#### DATA SUPPLIED
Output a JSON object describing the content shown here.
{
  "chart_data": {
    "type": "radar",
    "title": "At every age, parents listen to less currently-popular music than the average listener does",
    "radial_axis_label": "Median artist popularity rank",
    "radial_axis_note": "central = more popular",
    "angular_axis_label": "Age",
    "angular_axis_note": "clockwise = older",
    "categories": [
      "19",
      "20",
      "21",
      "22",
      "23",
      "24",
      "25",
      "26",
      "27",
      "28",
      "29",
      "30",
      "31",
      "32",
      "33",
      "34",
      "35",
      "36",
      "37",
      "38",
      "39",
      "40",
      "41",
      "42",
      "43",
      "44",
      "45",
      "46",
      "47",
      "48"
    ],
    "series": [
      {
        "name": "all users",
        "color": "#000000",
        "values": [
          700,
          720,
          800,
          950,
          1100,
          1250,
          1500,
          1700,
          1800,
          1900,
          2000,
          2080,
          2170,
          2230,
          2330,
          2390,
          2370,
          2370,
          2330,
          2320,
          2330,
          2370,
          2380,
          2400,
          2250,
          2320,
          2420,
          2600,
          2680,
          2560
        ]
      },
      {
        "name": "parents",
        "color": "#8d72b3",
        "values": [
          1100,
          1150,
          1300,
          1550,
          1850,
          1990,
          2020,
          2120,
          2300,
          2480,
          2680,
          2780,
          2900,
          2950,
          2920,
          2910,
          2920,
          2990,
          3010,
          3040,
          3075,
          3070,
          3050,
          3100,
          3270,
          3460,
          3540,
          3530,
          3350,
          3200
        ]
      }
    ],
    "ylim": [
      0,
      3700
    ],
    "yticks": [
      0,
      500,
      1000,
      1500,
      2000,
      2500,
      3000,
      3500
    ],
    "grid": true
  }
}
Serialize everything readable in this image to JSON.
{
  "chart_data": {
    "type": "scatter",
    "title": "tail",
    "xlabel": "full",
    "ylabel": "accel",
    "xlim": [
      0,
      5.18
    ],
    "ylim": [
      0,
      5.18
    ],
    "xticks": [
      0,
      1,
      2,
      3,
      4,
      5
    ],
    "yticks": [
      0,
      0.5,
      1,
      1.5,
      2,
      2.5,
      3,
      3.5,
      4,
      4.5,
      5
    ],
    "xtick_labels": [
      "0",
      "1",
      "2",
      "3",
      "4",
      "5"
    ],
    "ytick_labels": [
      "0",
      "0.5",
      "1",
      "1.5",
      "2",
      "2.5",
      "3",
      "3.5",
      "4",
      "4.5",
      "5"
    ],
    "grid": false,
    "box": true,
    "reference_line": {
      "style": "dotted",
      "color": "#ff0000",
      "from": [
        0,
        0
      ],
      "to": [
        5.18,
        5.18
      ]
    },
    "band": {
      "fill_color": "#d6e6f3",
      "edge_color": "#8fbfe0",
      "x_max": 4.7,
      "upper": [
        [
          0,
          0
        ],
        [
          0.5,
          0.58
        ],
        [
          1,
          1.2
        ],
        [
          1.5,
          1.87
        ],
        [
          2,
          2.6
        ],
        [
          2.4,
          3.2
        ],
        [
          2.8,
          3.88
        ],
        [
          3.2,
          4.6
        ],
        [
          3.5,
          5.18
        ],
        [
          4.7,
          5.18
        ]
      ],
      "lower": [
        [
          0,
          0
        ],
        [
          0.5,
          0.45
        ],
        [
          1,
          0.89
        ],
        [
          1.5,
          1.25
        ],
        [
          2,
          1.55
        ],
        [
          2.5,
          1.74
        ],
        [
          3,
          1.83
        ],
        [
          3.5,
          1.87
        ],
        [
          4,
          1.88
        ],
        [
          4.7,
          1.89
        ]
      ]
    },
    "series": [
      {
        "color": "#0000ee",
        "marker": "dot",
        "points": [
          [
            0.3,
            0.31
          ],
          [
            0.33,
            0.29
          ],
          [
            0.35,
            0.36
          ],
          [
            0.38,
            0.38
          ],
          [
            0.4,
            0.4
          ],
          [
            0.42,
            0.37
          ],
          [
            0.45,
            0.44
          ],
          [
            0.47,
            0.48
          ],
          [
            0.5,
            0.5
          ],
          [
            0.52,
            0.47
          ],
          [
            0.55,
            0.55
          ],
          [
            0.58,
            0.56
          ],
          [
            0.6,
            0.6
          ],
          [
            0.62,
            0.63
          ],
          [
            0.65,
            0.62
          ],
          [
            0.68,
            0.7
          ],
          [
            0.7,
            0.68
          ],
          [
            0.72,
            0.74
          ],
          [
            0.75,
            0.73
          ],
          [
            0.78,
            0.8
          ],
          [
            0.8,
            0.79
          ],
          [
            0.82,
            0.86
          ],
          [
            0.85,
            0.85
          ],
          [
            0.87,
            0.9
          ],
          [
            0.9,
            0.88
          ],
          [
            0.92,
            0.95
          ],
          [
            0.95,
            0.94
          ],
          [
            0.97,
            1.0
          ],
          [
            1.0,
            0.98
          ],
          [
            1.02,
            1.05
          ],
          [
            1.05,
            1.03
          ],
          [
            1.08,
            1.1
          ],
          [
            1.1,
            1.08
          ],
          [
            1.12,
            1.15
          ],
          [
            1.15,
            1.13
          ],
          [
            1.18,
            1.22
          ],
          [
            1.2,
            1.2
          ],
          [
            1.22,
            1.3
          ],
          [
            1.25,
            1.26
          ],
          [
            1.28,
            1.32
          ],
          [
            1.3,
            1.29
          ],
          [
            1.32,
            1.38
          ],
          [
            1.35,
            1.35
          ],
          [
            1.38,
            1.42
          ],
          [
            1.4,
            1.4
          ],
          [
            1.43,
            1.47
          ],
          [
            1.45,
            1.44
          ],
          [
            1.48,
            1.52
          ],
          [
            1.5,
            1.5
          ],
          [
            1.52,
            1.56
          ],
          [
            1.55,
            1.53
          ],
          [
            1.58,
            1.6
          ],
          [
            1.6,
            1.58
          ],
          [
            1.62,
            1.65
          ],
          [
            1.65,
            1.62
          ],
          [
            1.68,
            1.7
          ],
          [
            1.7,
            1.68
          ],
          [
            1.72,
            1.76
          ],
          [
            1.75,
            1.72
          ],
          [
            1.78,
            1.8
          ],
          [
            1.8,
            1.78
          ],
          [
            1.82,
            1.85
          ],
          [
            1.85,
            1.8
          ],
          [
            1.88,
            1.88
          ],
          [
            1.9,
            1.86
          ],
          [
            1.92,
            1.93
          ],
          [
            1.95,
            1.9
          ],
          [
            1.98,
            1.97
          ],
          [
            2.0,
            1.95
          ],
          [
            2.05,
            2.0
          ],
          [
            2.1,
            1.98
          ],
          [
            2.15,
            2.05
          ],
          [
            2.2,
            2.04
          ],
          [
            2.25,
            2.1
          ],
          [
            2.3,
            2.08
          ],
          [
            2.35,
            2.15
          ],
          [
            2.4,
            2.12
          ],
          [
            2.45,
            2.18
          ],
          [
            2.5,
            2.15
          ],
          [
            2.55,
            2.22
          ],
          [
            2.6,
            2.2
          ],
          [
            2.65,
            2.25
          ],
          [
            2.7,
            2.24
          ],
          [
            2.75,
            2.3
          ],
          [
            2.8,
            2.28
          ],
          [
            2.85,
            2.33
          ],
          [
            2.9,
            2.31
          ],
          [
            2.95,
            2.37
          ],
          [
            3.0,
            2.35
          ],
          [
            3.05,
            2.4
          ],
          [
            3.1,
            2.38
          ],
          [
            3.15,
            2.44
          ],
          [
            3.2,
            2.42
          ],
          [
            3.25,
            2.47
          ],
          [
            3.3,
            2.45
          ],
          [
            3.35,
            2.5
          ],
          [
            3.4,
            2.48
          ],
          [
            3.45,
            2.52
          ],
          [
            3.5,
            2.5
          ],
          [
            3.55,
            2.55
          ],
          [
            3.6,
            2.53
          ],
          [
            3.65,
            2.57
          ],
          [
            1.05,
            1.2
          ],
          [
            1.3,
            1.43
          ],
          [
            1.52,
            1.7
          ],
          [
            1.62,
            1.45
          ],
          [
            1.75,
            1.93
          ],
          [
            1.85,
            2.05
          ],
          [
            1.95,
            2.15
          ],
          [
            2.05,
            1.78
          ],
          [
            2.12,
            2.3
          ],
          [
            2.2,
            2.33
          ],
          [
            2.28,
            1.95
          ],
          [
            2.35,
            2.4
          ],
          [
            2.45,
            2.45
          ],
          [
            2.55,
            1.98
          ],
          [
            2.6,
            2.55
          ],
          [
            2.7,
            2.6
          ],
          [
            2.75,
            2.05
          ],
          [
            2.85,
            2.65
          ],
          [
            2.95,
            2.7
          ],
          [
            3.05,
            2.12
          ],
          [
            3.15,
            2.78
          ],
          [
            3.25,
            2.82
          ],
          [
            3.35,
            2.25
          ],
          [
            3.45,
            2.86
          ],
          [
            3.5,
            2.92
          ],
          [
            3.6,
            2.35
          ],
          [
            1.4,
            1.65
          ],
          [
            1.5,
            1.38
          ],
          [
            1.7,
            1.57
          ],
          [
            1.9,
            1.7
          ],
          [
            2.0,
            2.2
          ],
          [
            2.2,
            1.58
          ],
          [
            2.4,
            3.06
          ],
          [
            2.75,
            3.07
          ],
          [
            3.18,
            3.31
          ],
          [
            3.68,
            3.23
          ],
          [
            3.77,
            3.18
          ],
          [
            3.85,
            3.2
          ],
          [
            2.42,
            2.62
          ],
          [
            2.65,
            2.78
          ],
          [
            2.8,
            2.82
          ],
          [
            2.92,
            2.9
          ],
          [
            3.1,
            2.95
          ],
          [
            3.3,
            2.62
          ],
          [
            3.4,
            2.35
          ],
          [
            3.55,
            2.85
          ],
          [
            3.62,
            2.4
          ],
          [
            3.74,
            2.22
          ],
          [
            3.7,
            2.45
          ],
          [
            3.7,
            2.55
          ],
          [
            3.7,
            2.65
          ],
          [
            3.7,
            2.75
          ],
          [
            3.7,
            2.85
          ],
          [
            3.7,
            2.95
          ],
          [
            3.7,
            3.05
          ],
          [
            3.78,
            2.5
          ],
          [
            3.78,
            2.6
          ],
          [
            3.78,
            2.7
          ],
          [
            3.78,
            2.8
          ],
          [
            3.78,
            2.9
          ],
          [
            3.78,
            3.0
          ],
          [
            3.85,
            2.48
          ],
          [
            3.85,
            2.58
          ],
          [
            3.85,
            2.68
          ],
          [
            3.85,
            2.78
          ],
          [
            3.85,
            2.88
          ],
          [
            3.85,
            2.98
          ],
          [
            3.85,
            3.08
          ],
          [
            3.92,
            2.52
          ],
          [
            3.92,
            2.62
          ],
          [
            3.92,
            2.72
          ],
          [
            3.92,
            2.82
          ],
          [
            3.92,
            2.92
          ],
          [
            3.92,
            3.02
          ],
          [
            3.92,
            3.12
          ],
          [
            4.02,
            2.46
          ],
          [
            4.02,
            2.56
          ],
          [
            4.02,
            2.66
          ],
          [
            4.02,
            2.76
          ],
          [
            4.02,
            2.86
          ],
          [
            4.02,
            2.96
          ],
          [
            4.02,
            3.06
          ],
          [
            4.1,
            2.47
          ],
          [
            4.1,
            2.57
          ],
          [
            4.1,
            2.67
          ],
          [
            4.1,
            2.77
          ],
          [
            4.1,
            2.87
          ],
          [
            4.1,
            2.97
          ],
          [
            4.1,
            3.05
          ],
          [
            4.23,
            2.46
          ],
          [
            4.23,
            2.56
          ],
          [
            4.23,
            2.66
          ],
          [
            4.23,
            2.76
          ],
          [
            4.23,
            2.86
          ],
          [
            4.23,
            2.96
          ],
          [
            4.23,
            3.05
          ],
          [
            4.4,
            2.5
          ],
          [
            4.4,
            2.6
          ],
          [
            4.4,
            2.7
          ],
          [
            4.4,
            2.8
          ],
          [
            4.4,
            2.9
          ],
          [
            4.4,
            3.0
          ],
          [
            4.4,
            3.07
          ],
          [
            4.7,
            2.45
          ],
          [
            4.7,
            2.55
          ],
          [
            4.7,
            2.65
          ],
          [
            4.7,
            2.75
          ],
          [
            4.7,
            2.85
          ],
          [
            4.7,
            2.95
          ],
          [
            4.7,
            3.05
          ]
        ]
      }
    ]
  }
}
########
# EXERCISE DESCRIPTION
Pick out lines containing the word "title", each one as written.

# COMPLETE OUTPUT
    "title": "At every age, parents listen to less currently-popular music than the average listener does",
    "title": "tail",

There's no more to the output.